*Texte fourni:*

L’aéroport de San Francisco va garder les plaques d’immatriculation pendant 4 ans

Lorsqu’on se rend à l’aéroport, il est tout à fait courant d’être surveillé par un tas de caméras de vidéosurveillance et autres dispositifs de contrôle dans un souci de sécurité. Pourtant, l’aéroport de San Francisco (SFO) semblerait franchir une étape dans l’utilisation de ces dispositifs en collectant et conservant pendant quatre ans les numéros de plaques d’immatriculation de tous les véhicules empruntant ses voies routières.

Il parait logique que cette initiative ait été prise dans le but de taxer les véhicules de particuliers qui se garent ou les taxis et autres VTC comme Uber en passage. Cependant, l’aéroport aurait également la permission de transmettre toutes ces données aux autorités judiciaires locales, aux forces de l’ordre ainsi qu’au FBI.

*Consigne 1:* D'après le texte sur l'aéroport de San Francisco, à qui l'aéroport aurait-il la permission de transmettre les données collectées ?
*Consigne 2:* Poursuivez le texte sur l'aéroport de San Francisco en reprenant juste après sa dernière phrase.
Les données qui figurent ici n'ont aucun lien avec le texte fourni.

*Données à examiner:*

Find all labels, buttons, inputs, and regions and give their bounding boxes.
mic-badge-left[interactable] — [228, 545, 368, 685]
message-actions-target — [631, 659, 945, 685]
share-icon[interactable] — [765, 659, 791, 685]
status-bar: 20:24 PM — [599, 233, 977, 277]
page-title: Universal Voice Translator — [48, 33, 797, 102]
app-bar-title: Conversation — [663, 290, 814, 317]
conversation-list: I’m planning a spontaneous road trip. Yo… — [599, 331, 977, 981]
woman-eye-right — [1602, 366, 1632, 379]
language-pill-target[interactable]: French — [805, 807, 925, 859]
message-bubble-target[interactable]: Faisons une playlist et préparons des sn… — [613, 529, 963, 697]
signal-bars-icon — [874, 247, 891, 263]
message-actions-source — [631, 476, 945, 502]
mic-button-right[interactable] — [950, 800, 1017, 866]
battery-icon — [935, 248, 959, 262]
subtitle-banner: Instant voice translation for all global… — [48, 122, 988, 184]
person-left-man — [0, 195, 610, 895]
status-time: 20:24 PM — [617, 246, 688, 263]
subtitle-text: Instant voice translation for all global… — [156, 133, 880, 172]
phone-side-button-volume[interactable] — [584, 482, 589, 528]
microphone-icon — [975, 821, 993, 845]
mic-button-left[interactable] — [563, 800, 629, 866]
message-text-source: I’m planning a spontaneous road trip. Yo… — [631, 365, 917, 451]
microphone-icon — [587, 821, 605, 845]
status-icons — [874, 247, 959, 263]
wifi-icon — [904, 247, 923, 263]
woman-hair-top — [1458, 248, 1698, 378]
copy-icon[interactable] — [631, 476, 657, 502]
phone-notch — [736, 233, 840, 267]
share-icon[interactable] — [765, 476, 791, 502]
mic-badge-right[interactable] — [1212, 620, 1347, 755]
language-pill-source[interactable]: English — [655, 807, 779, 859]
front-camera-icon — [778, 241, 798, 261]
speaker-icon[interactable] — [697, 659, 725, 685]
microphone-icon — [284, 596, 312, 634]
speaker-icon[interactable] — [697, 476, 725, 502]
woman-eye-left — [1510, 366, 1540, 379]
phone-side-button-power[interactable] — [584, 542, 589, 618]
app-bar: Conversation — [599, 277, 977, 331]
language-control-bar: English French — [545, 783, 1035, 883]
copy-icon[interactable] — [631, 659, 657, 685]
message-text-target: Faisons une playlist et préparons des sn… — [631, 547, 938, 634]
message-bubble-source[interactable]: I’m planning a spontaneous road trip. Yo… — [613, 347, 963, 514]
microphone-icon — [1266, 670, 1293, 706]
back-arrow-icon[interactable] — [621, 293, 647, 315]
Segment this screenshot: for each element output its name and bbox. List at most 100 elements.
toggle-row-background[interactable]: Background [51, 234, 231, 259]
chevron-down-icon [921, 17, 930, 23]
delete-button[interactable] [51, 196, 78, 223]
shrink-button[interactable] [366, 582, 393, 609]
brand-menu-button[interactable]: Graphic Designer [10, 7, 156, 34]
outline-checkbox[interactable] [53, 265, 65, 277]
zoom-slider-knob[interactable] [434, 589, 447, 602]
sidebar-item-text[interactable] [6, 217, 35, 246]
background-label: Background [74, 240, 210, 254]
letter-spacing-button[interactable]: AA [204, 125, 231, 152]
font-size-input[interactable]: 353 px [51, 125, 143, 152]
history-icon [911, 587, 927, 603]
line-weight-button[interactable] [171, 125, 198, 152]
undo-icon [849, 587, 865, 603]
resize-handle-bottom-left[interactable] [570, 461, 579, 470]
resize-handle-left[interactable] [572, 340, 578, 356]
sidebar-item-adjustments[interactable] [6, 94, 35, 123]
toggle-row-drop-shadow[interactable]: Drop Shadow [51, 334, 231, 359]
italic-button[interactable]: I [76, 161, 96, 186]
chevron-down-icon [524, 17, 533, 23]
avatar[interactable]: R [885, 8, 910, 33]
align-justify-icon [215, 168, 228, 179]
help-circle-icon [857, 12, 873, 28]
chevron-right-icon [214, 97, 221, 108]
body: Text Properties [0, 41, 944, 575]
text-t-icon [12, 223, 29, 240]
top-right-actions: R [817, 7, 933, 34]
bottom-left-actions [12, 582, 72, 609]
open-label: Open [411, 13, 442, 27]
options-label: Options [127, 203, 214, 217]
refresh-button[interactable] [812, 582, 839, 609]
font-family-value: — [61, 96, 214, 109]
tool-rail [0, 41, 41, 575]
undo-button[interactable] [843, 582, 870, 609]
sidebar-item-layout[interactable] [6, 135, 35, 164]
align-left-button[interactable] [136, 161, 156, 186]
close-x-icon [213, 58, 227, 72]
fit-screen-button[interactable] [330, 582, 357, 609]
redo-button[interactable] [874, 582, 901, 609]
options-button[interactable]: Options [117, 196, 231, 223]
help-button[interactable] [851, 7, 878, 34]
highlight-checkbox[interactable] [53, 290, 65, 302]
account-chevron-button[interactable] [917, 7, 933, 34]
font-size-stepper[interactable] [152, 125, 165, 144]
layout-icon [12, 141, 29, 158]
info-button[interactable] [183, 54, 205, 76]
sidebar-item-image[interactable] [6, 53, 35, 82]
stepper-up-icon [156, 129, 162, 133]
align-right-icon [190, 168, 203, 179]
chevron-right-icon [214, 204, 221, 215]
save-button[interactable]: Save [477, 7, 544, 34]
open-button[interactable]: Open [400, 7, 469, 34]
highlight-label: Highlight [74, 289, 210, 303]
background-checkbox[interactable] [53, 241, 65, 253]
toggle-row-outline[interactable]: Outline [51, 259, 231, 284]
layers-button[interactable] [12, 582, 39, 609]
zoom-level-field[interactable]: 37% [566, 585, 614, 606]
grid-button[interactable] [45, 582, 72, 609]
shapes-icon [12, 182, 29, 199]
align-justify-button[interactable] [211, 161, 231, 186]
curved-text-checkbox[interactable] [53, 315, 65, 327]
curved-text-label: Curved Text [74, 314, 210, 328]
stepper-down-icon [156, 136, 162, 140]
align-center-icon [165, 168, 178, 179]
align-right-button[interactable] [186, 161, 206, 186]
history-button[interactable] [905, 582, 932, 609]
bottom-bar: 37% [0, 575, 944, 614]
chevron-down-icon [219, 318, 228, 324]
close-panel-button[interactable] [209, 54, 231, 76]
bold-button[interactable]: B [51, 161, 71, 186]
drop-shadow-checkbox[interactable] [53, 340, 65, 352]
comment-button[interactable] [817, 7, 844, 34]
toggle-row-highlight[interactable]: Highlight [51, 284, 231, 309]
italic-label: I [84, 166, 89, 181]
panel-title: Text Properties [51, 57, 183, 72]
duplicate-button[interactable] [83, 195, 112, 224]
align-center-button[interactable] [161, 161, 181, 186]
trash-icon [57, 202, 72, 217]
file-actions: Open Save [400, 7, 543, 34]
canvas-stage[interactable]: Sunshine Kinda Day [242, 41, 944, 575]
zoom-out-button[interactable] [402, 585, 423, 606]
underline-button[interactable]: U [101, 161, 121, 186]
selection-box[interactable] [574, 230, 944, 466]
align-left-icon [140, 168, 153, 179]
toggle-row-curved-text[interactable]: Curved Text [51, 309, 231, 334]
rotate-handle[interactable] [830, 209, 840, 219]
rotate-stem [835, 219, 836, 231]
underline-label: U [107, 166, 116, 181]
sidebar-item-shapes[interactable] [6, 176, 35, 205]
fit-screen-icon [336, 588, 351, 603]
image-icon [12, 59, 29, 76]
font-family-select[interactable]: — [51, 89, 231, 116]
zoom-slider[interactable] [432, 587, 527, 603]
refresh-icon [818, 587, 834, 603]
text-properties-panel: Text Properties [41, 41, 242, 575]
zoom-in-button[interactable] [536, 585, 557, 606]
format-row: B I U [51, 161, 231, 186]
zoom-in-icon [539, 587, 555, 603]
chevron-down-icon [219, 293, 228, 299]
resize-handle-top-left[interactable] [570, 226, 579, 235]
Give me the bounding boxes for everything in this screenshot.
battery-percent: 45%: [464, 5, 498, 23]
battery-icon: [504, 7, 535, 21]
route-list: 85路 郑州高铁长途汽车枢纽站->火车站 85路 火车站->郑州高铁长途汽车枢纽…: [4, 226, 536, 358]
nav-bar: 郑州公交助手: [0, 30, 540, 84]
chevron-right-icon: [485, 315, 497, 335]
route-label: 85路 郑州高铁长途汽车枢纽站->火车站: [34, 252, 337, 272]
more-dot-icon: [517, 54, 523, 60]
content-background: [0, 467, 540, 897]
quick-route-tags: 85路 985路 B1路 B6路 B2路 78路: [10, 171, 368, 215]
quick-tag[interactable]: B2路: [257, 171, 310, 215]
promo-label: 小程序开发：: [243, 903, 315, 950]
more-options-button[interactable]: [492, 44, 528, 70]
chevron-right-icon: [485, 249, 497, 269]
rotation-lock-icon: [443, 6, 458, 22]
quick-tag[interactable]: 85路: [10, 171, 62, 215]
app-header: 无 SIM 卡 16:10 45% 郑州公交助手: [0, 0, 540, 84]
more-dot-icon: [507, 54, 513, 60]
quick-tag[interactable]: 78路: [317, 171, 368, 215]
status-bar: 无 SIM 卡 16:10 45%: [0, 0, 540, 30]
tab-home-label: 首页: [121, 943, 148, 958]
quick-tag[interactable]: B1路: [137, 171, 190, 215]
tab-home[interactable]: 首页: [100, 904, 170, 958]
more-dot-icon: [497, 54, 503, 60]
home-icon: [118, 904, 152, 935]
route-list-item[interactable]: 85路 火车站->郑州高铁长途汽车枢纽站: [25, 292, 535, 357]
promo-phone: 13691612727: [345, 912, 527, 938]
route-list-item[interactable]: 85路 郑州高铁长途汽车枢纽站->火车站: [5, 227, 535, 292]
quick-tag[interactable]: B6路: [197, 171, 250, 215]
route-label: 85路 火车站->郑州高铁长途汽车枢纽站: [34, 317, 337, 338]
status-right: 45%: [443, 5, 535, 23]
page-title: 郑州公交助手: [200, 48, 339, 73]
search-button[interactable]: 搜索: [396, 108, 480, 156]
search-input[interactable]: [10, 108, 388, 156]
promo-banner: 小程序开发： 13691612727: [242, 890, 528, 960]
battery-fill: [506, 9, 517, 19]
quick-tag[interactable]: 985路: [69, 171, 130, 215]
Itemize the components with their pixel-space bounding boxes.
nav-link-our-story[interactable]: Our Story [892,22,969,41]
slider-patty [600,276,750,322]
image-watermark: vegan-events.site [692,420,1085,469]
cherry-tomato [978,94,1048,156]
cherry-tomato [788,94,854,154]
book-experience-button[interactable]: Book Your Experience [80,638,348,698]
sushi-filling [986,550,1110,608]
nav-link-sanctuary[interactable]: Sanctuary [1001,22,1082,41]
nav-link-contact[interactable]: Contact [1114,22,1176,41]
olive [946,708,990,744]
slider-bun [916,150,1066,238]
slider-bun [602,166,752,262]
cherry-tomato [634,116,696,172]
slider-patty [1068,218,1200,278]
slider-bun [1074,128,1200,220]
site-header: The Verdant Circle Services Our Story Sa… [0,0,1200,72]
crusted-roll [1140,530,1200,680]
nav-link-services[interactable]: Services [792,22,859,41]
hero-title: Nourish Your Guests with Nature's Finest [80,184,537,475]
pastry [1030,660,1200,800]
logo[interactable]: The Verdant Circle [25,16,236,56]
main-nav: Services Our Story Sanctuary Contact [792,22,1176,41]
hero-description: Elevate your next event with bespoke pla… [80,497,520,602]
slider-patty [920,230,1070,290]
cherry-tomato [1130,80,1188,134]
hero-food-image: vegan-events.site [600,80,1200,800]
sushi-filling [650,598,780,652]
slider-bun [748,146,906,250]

*Zone de réponse 1:* Aux autorités judiciaires locales, aux forces de l'ordre et au FBI.

*Zone de réponse 2:*
La communauté des avocats a manifesté son incompréhension et, par le biais de Matt Cagle (membre de l’ACLU ou American Civil Liberties Union), met en garde que l’aéroport pourrait devenir un nid d’informations facilement accessibles pour savoir qui se rend à SFO, que ces personnes soient suspectées de crime ou non. La raison pour laquelle SFO souhaite conserver ces données de caméras pendant quatre ans n’est pas non plus très claire. Si ce n’est pas dans un but de surveillance criminelle ou de savoir qui laisse sa voiture garée trop longtemps, ces données pourraient très bien être supprimées après quelques jours seulement.

Pourtant, aux États-Unis cette décision reste légale. Les autorités de l’aéroport ont appliqué cette politique dans le but de renforcer la sécurité civile. 53 millions de passagers passent par SFO chaque année et un grand nombre s’y rendent en voiture. Certes, cela pourrait aider à arrêter des terroristes ou des voleurs de voiture, mais aussi suivre les mouvements de chacun en général.